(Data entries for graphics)
----

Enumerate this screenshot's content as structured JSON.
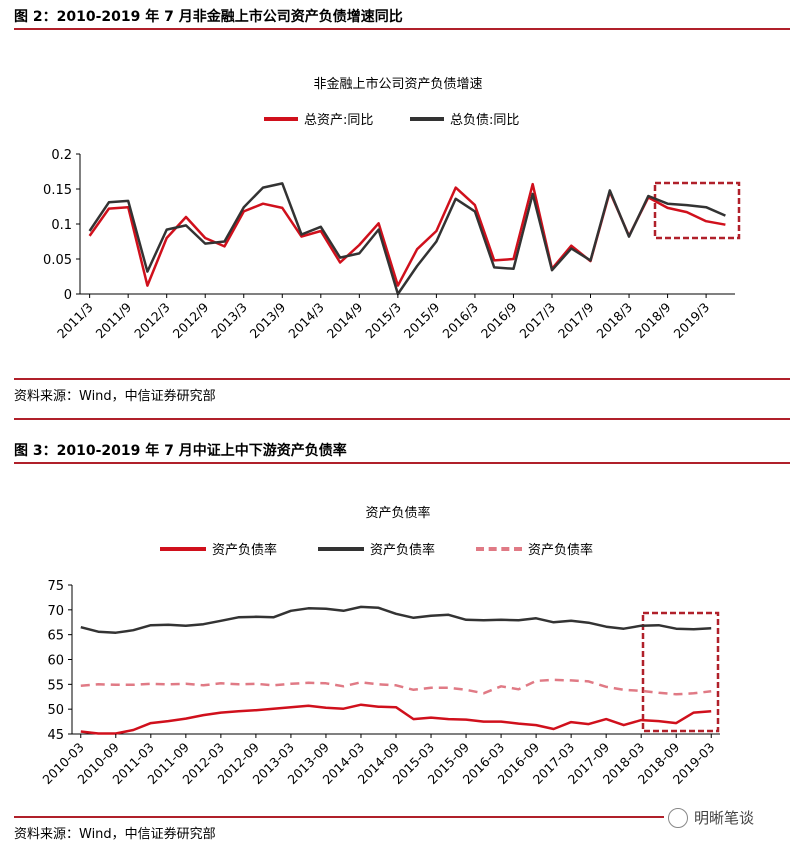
{
  "figures": [
    {
      "caption": "图 2：2010-2019 年 7 月非金融上市公司资产负债增速同比",
      "source": "资料来源：Wind，中信证券研究部"
    },
    {
      "caption": "图 3：2010-2019 年 7 月中证上中下游资产负债率",
      "source": "资料来源：Wind，中信证券研究部"
    }
  ],
  "watermark": "明晰笔谈",
  "chart_data": [
    {
      "type": "line",
      "title": "非金融上市公司资产负债增速",
      "x": [
        "2011/3",
        "2011/6",
        "2011/9",
        "2011/12",
        "2012/3",
        "2012/6",
        "2012/9",
        "2012/12",
        "2013/3",
        "2013/6",
        "2013/9",
        "2013/12",
        "2014/3",
        "2014/6",
        "2014/9",
        "2014/12",
        "2015/3",
        "2015/6",
        "2015/9",
        "2015/12",
        "2016/3",
        "2016/6",
        "2016/9",
        "2016/12",
        "2017/3",
        "2017/6",
        "2017/9",
        "2017/12",
        "2018/3",
        "2018/6",
        "2018/9",
        "2018/12",
        "2019/3",
        "2019/6"
      ],
      "xticks": [
        "2011/3",
        "2011/9",
        "2012/3",
        "2012/9",
        "2013/3",
        "2013/9",
        "2014/3",
        "2014/9",
        "2015/3",
        "2015/9",
        "2016/3",
        "2016/9",
        "2017/3",
        "2017/9",
        "2018/3",
        "2018/9",
        "2019/3"
      ],
      "yticks": [
        "0",
        "0.05",
        "0.1",
        "0.15",
        "0.2"
      ],
      "ylim": [
        0,
        0.2
      ],
      "series": [
        {
          "name": "总资产:同比",
          "color": "#d0101c",
          "values": [
            0.083,
            0.122,
            0.124,
            0.012,
            0.08,
            0.11,
            0.08,
            0.068,
            0.118,
            0.129,
            0.123,
            0.082,
            0.09,
            0.045,
            0.07,
            0.101,
            0.012,
            0.064,
            0.09,
            0.152,
            0.127,
            0.048,
            0.05,
            0.157,
            0.036,
            0.069,
            0.047,
            0.146,
            0.083,
            0.138,
            0.123,
            0.117,
            0.104,
            0.099
          ]
        },
        {
          "name": "总负债:同比",
          "color": "#333333",
          "values": [
            0.09,
            0.131,
            0.133,
            0.032,
            0.092,
            0.098,
            0.072,
            0.075,
            0.124,
            0.152,
            0.158,
            0.085,
            0.096,
            0.052,
            0.058,
            0.092,
            0.0,
            0.04,
            0.075,
            0.136,
            0.118,
            0.038,
            0.036,
            0.143,
            0.034,
            0.065,
            0.048,
            0.148,
            0.082,
            0.14,
            0.129,
            0.127,
            0.124,
            0.112
          ]
        }
      ]
    },
    {
      "type": "line",
      "title": "资产负债率",
      "xticks": [
        "2010-03",
        "2010-09",
        "2011-03",
        "2011-09",
        "2012-03",
        "2012-09",
        "2013-03",
        "2013-09",
        "2014-03",
        "2014-09",
        "2015-03",
        "2015-09",
        "2016-03",
        "2016-09",
        "2017-03",
        "2017-09",
        "2018-03",
        "2018-09",
        "2019-03"
      ],
      "yticks": [
        "45",
        "50",
        "55",
        "60",
        "65",
        "70",
        "75"
      ],
      "ylim": [
        45,
        75
      ],
      "series": [
        {
          "name": "资产负债率",
          "color": "#d0101c",
          "dash": "solid",
          "values": [
            45.5,
            45.1,
            45.1,
            45.8,
            47.2,
            47.6,
            48.1,
            48.8,
            49.3,
            49.6,
            49.8,
            50.1,
            50.4,
            50.7,
            50.3,
            50.1,
            50.9,
            50.5,
            50.4,
            48.0,
            48.3,
            48.0,
            47.9,
            47.5,
            47.5,
            47.1,
            46.8,
            46.0,
            47.4,
            47.0,
            48.0,
            46.8,
            47.8,
            47.6,
            47.2,
            49.3,
            49.6
          ]
        },
        {
          "name": "资产负债率",
          "color": "#333333",
          "dash": "solid",
          "values": [
            66.5,
            65.6,
            65.4,
            65.9,
            66.9,
            67.0,
            66.8,
            67.1,
            67.8,
            68.5,
            68.6,
            68.5,
            69.8,
            70.3,
            70.2,
            69.8,
            70.6,
            70.4,
            69.2,
            68.4,
            68.8,
            69.0,
            68.0,
            67.9,
            68.0,
            67.9,
            68.3,
            67.5,
            67.8,
            67.4,
            66.6,
            66.2,
            66.8,
            66.9,
            66.2,
            66.1,
            66.3
          ]
        },
        {
          "name": "资产负债率",
          "color": "#e07a85",
          "dash": "dashed",
          "values": [
            54.7,
            55.0,
            54.9,
            54.9,
            55.1,
            55.0,
            55.1,
            54.8,
            55.2,
            55.0,
            55.1,
            54.8,
            55.1,
            55.3,
            55.2,
            54.6,
            55.4,
            55.0,
            54.8,
            53.9,
            54.3,
            54.3,
            53.9,
            53.2,
            54.6,
            54.0,
            55.7,
            55.9,
            55.8,
            55.6,
            54.5,
            53.9,
            53.7,
            53.3,
            53.0,
            53.2,
            53.6
          ]
        }
      ]
    }
  ]
}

----

[Your objective] An exact transcription of all the entries is required, without the pictures.

[The result]
Enumerate this screenshot's content as structured JSON.
{
  "figures": [
    {
      "caption": "图 2：2010-2019 年 7 月非金融上市公司资产负债增速同比",
      "source": "资料来源：Wind，中信证券研究部"
    },
    {
      "caption": "图 3：2010-2019 年 7 月中证上中下游资产负债率",
      "source": "资料来源：Wind，中信证券研究部"
    }
  ],
  "watermark": "明晰笔谈",
  "chart_data": [
    {
      "type": "line",
      "title": "非金融上市公司资产负债增速",
      "x": [
        "2011/3",
        "2011/6",
        "2011/9",
        "2011/12",
        "2012/3",
        "2012/6",
        "2012/9",
        "2012/12",
        "2013/3",
        "2013/6",
        "2013/9",
        "2013/12",
        "2014/3",
        "2014/6",
        "2014/9",
        "2014/12",
        "2015/3",
        "2015/6",
        "2015/9",
        "2015/12",
        "2016/3",
        "2016/6",
        "2016/9",
        "2016/12",
        "2017/3",
        "2017/6",
        "2017/9",
        "2017/12",
        "2018/3",
        "2018/6",
        "2018/9",
        "2018/12",
        "2019/3",
        "2019/6"
      ],
      "xticks": [
        "2011/3",
        "2011/9",
        "2012/3",
        "2012/9",
        "2013/3",
        "2013/9",
        "2014/3",
        "2014/9",
        "2015/3",
        "2015/9",
        "2016/3",
        "2016/9",
        "2017/3",
        "2017/9",
        "2018/3",
        "2018/9",
        "2019/3"
      ],
      "yticks": [
        "0",
        "0.05",
        "0.1",
        "0.15",
        "0.2"
      ],
      "ylim": [
        0,
        0.2
      ],
      "series": [
        {
          "name": "总资产:同比",
          "color": "#d0101c",
          "values": [
            0.083,
            0.122,
            0.124,
            0.012,
            0.08,
            0.11,
            0.08,
            0.068,
            0.118,
            0.129,
            0.123,
            0.082,
            0.09,
            0.045,
            0.07,
            0.101,
            0.012,
            0.064,
            0.09,
            0.152,
            0.127,
            0.048,
            0.05,
            0.157,
            0.036,
            0.069,
            0.047,
            0.146,
            0.083,
            0.138,
            0.123,
            0.117,
            0.104,
            0.099
          ]
        },
        {
          "name": "总负债:同比",
          "color": "#333333",
          "values": [
            0.09,
            0.131,
            0.133,
            0.032,
            0.092,
            0.098,
            0.072,
            0.075,
            0.124,
            0.152,
            0.158,
            0.085,
            0.096,
            0.052,
            0.058,
            0.092,
            0.0,
            0.04,
            0.075,
            0.136,
            0.118,
            0.038,
            0.036,
            0.143,
            0.034,
            0.065,
            0.048,
            0.148,
            0.082,
            0.14,
            0.129,
            0.127,
            0.124,
            0.112
          ]
        }
      ]
    },
    {
      "type": "line",
      "title": "资产负债率",
      "xticks": [
        "2010-03",
        "2010-09",
        "2011-03",
        "2011-09",
        "2012-03",
        "2012-09",
        "2013-03",
        "2013-09",
        "2014-03",
        "2014-09",
        "2015-03",
        "2015-09",
        "2016-03",
        "2016-09",
        "2017-03",
        "2017-09",
        "2018-03",
        "2018-09",
        "2019-03"
      ],
      "yticks": [
        "45",
        "50",
        "55",
        "60",
        "65",
        "70",
        "75"
      ],
      "ylim": [
        45,
        75
      ],
      "series": [
        {
          "name": "资产负债率",
          "color": "#d0101c",
          "dash": "solid",
          "values": [
            45.5,
            45.1,
            45.1,
            45.8,
            47.2,
            47.6,
            48.1,
            48.8,
            49.3,
            49.6,
            49.8,
            50.1,
            50.4,
            50.7,
            50.3,
            50.1,
            50.9,
            50.5,
            50.4,
            48.0,
            48.3,
            48.0,
            47.9,
            47.5,
            47.5,
            47.1,
            46.8,
            46.0,
            47.4,
            47.0,
            48.0,
            46.8,
            47.8,
            47.6,
            47.2,
            49.3,
            49.6
          ]
        },
        {
          "name": "资产负债率",
          "color": "#333333",
          "dash": "solid",
          "values": [
            66.5,
            65.6,
            65.4,
            65.9,
            66.9,
            67.0,
            66.8,
            67.1,
            67.8,
            68.5,
            68.6,
            68.5,
            69.8,
            70.3,
            70.2,
            69.8,
            70.6,
            70.4,
            69.2,
            68.4,
            68.8,
            69.0,
            68.0,
            67.9,
            68.0,
            67.9,
            68.3,
            67.5,
            67.8,
            67.4,
            66.6,
            66.2,
            66.8,
            66.9,
            66.2,
            66.1,
            66.3
          ]
        },
        {
          "name": "资产负债率",
          "color": "#e07a85",
          "dash": "dashed",
          "values": [
            54.7,
            55.0,
            54.9,
            54.9,
            55.1,
            55.0,
            55.1,
            54.8,
            55.2,
            55.0,
            55.1,
            54.8,
            55.1,
            55.3,
            55.2,
            54.6,
            55.4,
            55.0,
            54.8,
            53.9,
            54.3,
            54.3,
            53.9,
            53.2,
            54.6,
            54.0,
            55.7,
            55.9,
            55.8,
            55.6,
            54.5,
            53.9,
            53.7,
            53.3,
            53.0,
            53.2,
            53.6
          ]
        }
      ]
    }
  ]
}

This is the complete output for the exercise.